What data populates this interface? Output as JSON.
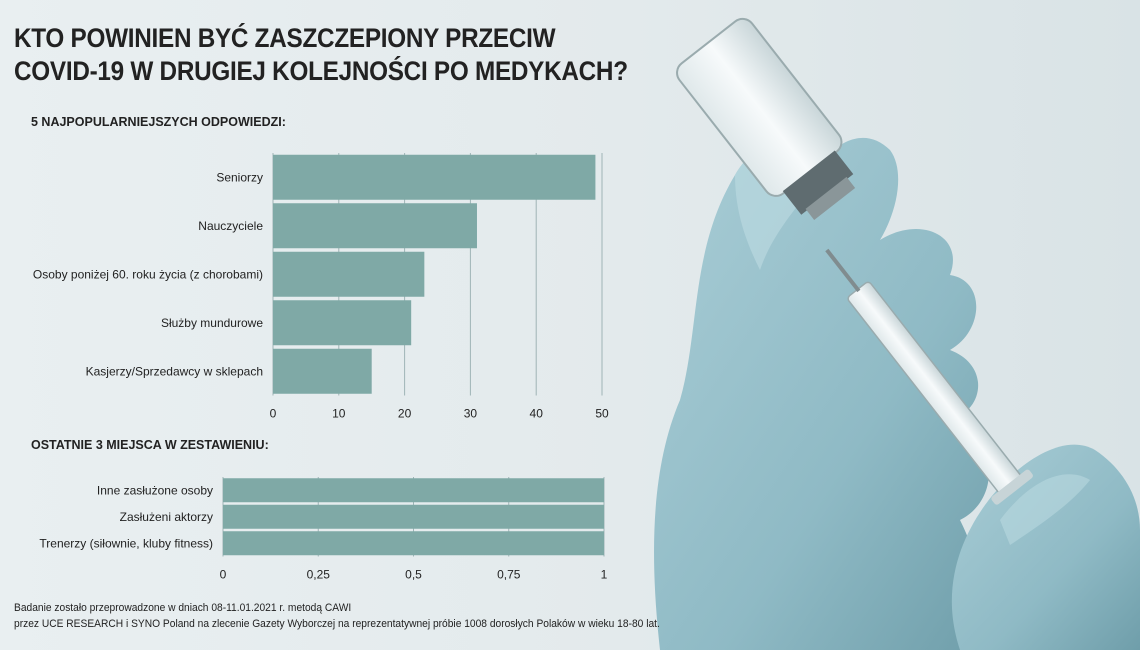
{
  "title_lines": [
    "KTO POWINIEN BYĆ ZASZCZEPIONY PRZECIW",
    "COVID-19 W DRUGIEJ KOLEJNOŚCI PO MEDYKACH?"
  ],
  "colors": {
    "bar": "#7fa9a6",
    "grid": "#9fb4b6",
    "text": "#222222"
  },
  "chart_data": [
    {
      "type": "bar",
      "orientation": "horizontal",
      "title": "5 NAJPOPULARNIEJSZYCH ODPOWIEDZI:",
      "categories": [
        "Seniorzy",
        "Nauczyciele",
        "Osoby poniżej 60. roku życia (z chorobami)",
        "Służby mundurowe",
        "Kasjerzy/Sprzedawcy w sklepach"
      ],
      "values": [
        49,
        31,
        23,
        21,
        15
      ],
      "xlim": [
        0,
        50
      ],
      "ticks": [
        0,
        10,
        20,
        30,
        40,
        50
      ],
      "tick_labels": [
        "0",
        "10",
        "20",
        "30",
        "40",
        "50"
      ],
      "grid": true
    },
    {
      "type": "bar",
      "orientation": "horizontal",
      "title": "OSTATNIE 3 MIEJSCA W ZESTAWIENIU:",
      "categories": [
        "Inne zasłużone osoby",
        "Zasłużeni aktorzy",
        "Trenerzy (siłownie, kluby fitness)"
      ],
      "values": [
        1,
        1,
        1
      ],
      "xlim": [
        0,
        1
      ],
      "ticks": [
        0,
        0.25,
        0.5,
        0.75,
        1
      ],
      "tick_labels": [
        "0",
        "0,25",
        "0,5",
        "0,75",
        "1"
      ],
      "grid": true
    }
  ],
  "footnote_lines": [
    "Badanie zostało przeprowadzone w dniach 08-11.01.2021 r. metodą CAWI",
    "przez UCE RESEARCH i SYNO Poland na zlecenie Gazety Wyborczej na reprezentatywnej próbie 1008 dorosłych Polaków w wieku 18-80 lat."
  ]
}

■ ■ ■ ■ ■ ■ ■

* [INSTRUCTIONS TO FOLLOW]: Every record above should come back exactly, but without its pictures.

* [FINAL RESULT]:
What data populates this interface? Output as JSON.
{
  "title_lines": [
    "KTO POWINIEN BYĆ ZASZCZEPIONY PRZECIW",
    "COVID-19 W DRUGIEJ KOLEJNOŚCI PO MEDYKACH?"
  ],
  "colors": {
    "bar": "#7fa9a6",
    "grid": "#9fb4b6",
    "text": "#222222"
  },
  "chart_data": [
    {
      "type": "bar",
      "orientation": "horizontal",
      "title": "5 NAJPOPULARNIEJSZYCH ODPOWIEDZI:",
      "categories": [
        "Seniorzy",
        "Nauczyciele",
        "Osoby poniżej 60. roku życia (z chorobami)",
        "Służby mundurowe",
        "Kasjerzy/Sprzedawcy w sklepach"
      ],
      "values": [
        49,
        31,
        23,
        21,
        15
      ],
      "xlim": [
        0,
        50
      ],
      "ticks": [
        0,
        10,
        20,
        30,
        40,
        50
      ],
      "tick_labels": [
        "0",
        "10",
        "20",
        "30",
        "40",
        "50"
      ],
      "grid": true
    },
    {
      "type": "bar",
      "orientation": "horizontal",
      "title": "OSTATNIE 3 MIEJSCA W ZESTAWIENIU:",
      "categories": [
        "Inne zasłużone osoby",
        "Zasłużeni aktorzy",
        "Trenerzy (siłownie, kluby fitness)"
      ],
      "values": [
        1,
        1,
        1
      ],
      "xlim": [
        0,
        1
      ],
      "ticks": [
        0,
        0.25,
        0.5,
        0.75,
        1
      ],
      "tick_labels": [
        "0",
        "0,25",
        "0,5",
        "0,75",
        "1"
      ],
      "grid": true
    }
  ],
  "footnote_lines": [
    "Badanie zostało przeprowadzone w dniach 08-11.01.2021 r. metodą CAWI",
    "przez UCE RESEARCH i SYNO Poland na zlecenie Gazety Wyborczej na reprezentatywnej próbie 1008 dorosłych Polaków w wieku 18-80 lat."
  ]
}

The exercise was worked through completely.